- WRITTEN EXERCISE -
Return the lines where the word "LSTM" occurs.

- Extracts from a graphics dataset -
○ ○ ○ ○ ○ ○ ○

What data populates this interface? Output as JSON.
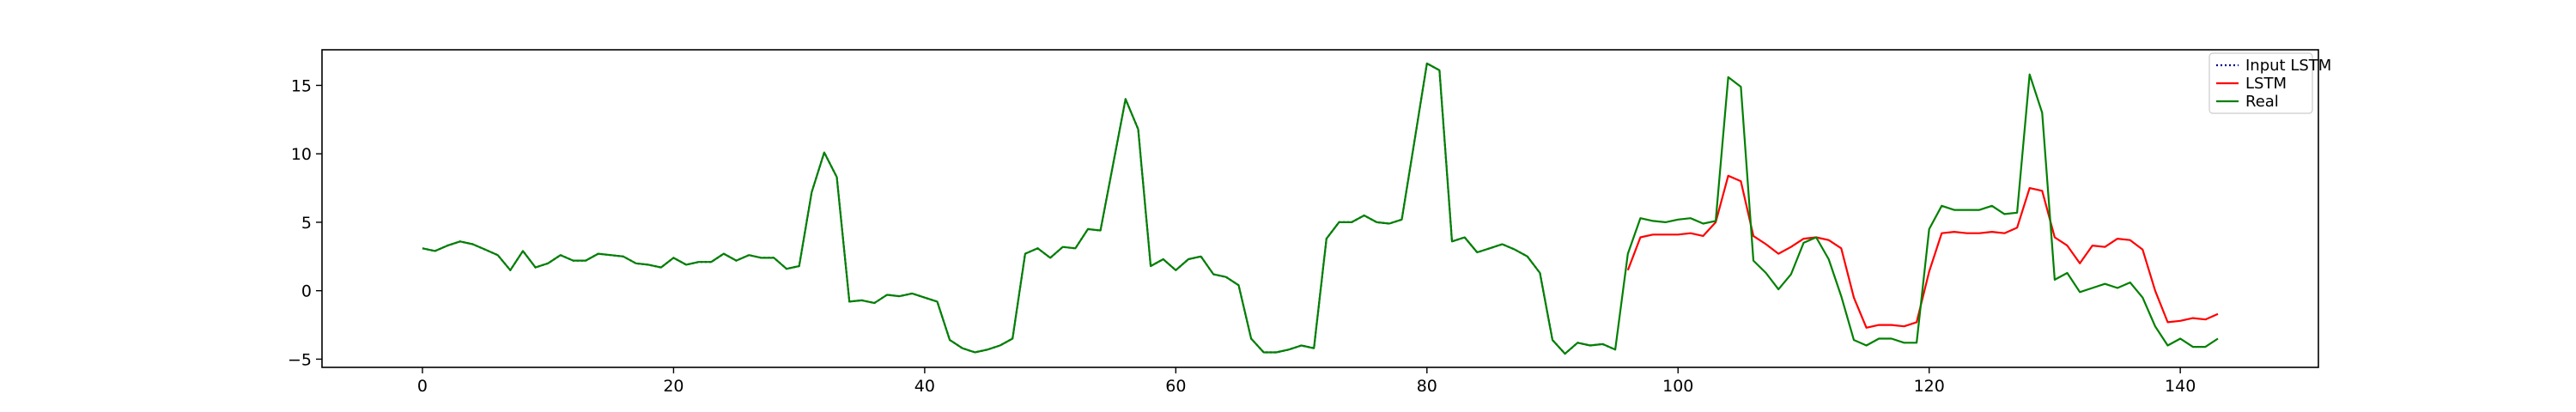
{
  "chart_data": {
    "type": "line",
    "title": "",
    "xlabel": "",
    "ylabel": "",
    "xlim": [
      -8,
      151
    ],
    "ylim": [
      -5.6,
      17.6
    ],
    "grid": false,
    "legend_position": "top-right",
    "x_ticks": [
      0,
      20,
      40,
      60,
      80,
      100,
      120,
      140
    ],
    "y_ticks": [
      -5,
      0,
      5,
      10,
      15
    ],
    "x_tick_labels": [
      "0",
      "20",
      "40",
      "60",
      "80",
      "100",
      "120",
      "140"
    ],
    "y_tick_labels": [
      "−5",
      "0",
      "5",
      "10",
      "15"
    ],
    "series": [
      {
        "name": "Input LSTM",
        "color": "#00008b",
        "style": "dotted",
        "x": [
          0,
          1,
          2,
          3,
          4,
          5,
          6,
          7,
          8,
          9,
          10,
          11,
          12,
          13,
          14,
          15,
          16,
          17,
          18,
          19,
          20,
          21,
          22,
          23,
          24,
          25,
          26,
          27,
          28,
          29,
          30,
          31,
          32,
          33,
          34,
          35,
          36,
          37,
          38,
          39,
          40,
          41,
          42,
          43,
          44,
          45,
          46,
          47,
          48,
          49,
          50,
          51,
          52,
          53,
          54,
          55,
          56,
          57,
          58,
          59,
          60,
          61,
          62,
          63,
          64,
          65,
          66,
          67,
          68,
          69,
          70,
          71,
          72,
          73,
          74,
          75,
          76,
          77,
          78,
          79,
          80,
          81,
          82,
          83,
          84,
          85,
          86,
          87,
          88,
          89,
          90,
          91,
          92,
          93,
          94,
          95
        ],
        "values": [
          3.1,
          2.9,
          3.3,
          3.6,
          3.4,
          3.0,
          2.6,
          1.5,
          2.9,
          1.7,
          2.0,
          2.6,
          2.2,
          2.2,
          2.7,
          2.6,
          2.5,
          2.0,
          1.9,
          1.7,
          2.4,
          1.9,
          2.1,
          2.1,
          2.7,
          2.2,
          2.6,
          2.4,
          2.4,
          1.6,
          1.8,
          7.2,
          10.1,
          8.3,
          -0.8,
          -0.7,
          -0.9,
          -0.3,
          -0.4,
          -0.2,
          -0.5,
          -0.8,
          -3.6,
          -4.2,
          -4.5,
          -4.3,
          -4.0,
          -3.5,
          2.7,
          3.1,
          2.4,
          3.2,
          3.1,
          4.5,
          4.4,
          9.2,
          14.0,
          11.8,
          1.8,
          2.3,
          1.5,
          2.3,
          2.5,
          1.2,
          1.0,
          0.4,
          -3.5,
          -4.5,
          -4.5,
          -4.3,
          -4.0,
          -4.2,
          3.8,
          5.0,
          5.0,
          5.5,
          5.0,
          4.9,
          5.2,
          10.9,
          16.6,
          16.1,
          3.6,
          3.9,
          2.8,
          3.1,
          3.4,
          3.0,
          2.5,
          1.3,
          -3.6,
          -4.6,
          -3.8,
          -4.0,
          -3.9,
          -4.3
        ]
      },
      {
        "name": "LSTM",
        "color": "#ff0000",
        "style": "solid",
        "x": [
          96,
          97,
          98,
          99,
          100,
          101,
          102,
          103,
          104,
          105,
          106,
          107,
          108,
          109,
          110,
          111,
          112,
          113,
          114,
          115,
          116,
          117,
          118,
          119,
          120,
          121,
          122,
          123,
          124,
          125,
          126,
          127,
          128,
          129,
          130,
          131,
          132,
          133,
          134,
          135,
          136,
          137,
          138,
          139,
          140,
          141,
          142,
          143
        ],
        "values": [
          1.5,
          3.9,
          4.1,
          4.1,
          4.1,
          4.2,
          4.0,
          5.0,
          8.4,
          8.0,
          4.0,
          3.4,
          2.7,
          3.2,
          3.8,
          3.9,
          3.7,
          3.1,
          -0.5,
          -2.7,
          -2.5,
          -2.5,
          -2.6,
          -2.3,
          1.4,
          4.2,
          4.3,
          4.2,
          4.2,
          4.3,
          4.2,
          4.6,
          7.5,
          7.3,
          3.9,
          3.3,
          2.0,
          3.3,
          3.2,
          3.8,
          3.7,
          3.0,
          0.0,
          -2.3,
          -2.2,
          -2.0,
          -2.1,
          -1.7
        ]
      },
      {
        "name": "Real",
        "color": "#008000",
        "style": "solid",
        "x": [
          0,
          1,
          2,
          3,
          4,
          5,
          6,
          7,
          8,
          9,
          10,
          11,
          12,
          13,
          14,
          15,
          16,
          17,
          18,
          19,
          20,
          21,
          22,
          23,
          24,
          25,
          26,
          27,
          28,
          29,
          30,
          31,
          32,
          33,
          34,
          35,
          36,
          37,
          38,
          39,
          40,
          41,
          42,
          43,
          44,
          45,
          46,
          47,
          48,
          49,
          50,
          51,
          52,
          53,
          54,
          55,
          56,
          57,
          58,
          59,
          60,
          61,
          62,
          63,
          64,
          65,
          66,
          67,
          68,
          69,
          70,
          71,
          72,
          73,
          74,
          75,
          76,
          77,
          78,
          79,
          80,
          81,
          82,
          83,
          84,
          85,
          86,
          87,
          88,
          89,
          90,
          91,
          92,
          93,
          94,
          95,
          96,
          97,
          98,
          99,
          100,
          101,
          102,
          103,
          104,
          105,
          106,
          107,
          108,
          109,
          110,
          111,
          112,
          113,
          114,
          115,
          116,
          117,
          118,
          119,
          120,
          121,
          122,
          123,
          124,
          125,
          126,
          127,
          128,
          129,
          130,
          131,
          132,
          133,
          134,
          135,
          136,
          137,
          138,
          139,
          140,
          141,
          142,
          143
        ],
        "values": [
          3.1,
          2.9,
          3.3,
          3.6,
          3.4,
          3.0,
          2.6,
          1.5,
          2.9,
          1.7,
          2.0,
          2.6,
          2.2,
          2.2,
          2.7,
          2.6,
          2.5,
          2.0,
          1.9,
          1.7,
          2.4,
          1.9,
          2.1,
          2.1,
          2.7,
          2.2,
          2.6,
          2.4,
          2.4,
          1.6,
          1.8,
          7.2,
          10.1,
          8.3,
          -0.8,
          -0.7,
          -0.9,
          -0.3,
          -0.4,
          -0.2,
          -0.5,
          -0.8,
          -3.6,
          -4.2,
          -4.5,
          -4.3,
          -4.0,
          -3.5,
          2.7,
          3.1,
          2.4,
          3.2,
          3.1,
          4.5,
          4.4,
          9.2,
          14.0,
          11.8,
          1.8,
          2.3,
          1.5,
          2.3,
          2.5,
          1.2,
          1.0,
          0.4,
          -3.5,
          -4.5,
          -4.5,
          -4.3,
          -4.0,
          -4.2,
          3.8,
          5.0,
          5.0,
          5.5,
          5.0,
          4.9,
          5.2,
          10.9,
          16.6,
          16.1,
          3.6,
          3.9,
          2.8,
          3.1,
          3.4,
          3.0,
          2.5,
          1.3,
          -3.6,
          -4.6,
          -3.8,
          -4.0,
          -3.9,
          -4.3,
          2.7,
          5.3,
          5.1,
          5.0,
          5.2,
          5.3,
          4.9,
          5.1,
          15.6,
          14.9,
          2.2,
          1.3,
          0.1,
          1.2,
          3.5,
          3.9,
          2.3,
          -0.4,
          -3.6,
          -4.0,
          -3.5,
          -3.5,
          -3.8,
          -3.8,
          4.5,
          6.2,
          5.9,
          5.9,
          5.9,
          6.2,
          5.6,
          5.7,
          15.8,
          13.0,
          0.8,
          1.3,
          -0.1,
          0.2,
          0.5,
          0.2,
          0.6,
          -0.5,
          -2.6,
          -4.0,
          -3.5,
          -4.1,
          -4.1,
          -3.5
        ]
      }
    ],
    "legend": [
      {
        "label": "Input LSTM",
        "color": "#00008b",
        "style": "dotted"
      },
      {
        "label": "LSTM",
        "color": "#ff0000",
        "style": "solid"
      },
      {
        "label": "Real",
        "color": "#008000",
        "style": "solid"
      }
    ]
  }
}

○ ○ ○ ○ ○ ○ ○

- RESPONSE -
        "name": "Input LSTM",
        "name": "LSTM",
        "label": "Input LSTM",
        "label": "LSTM",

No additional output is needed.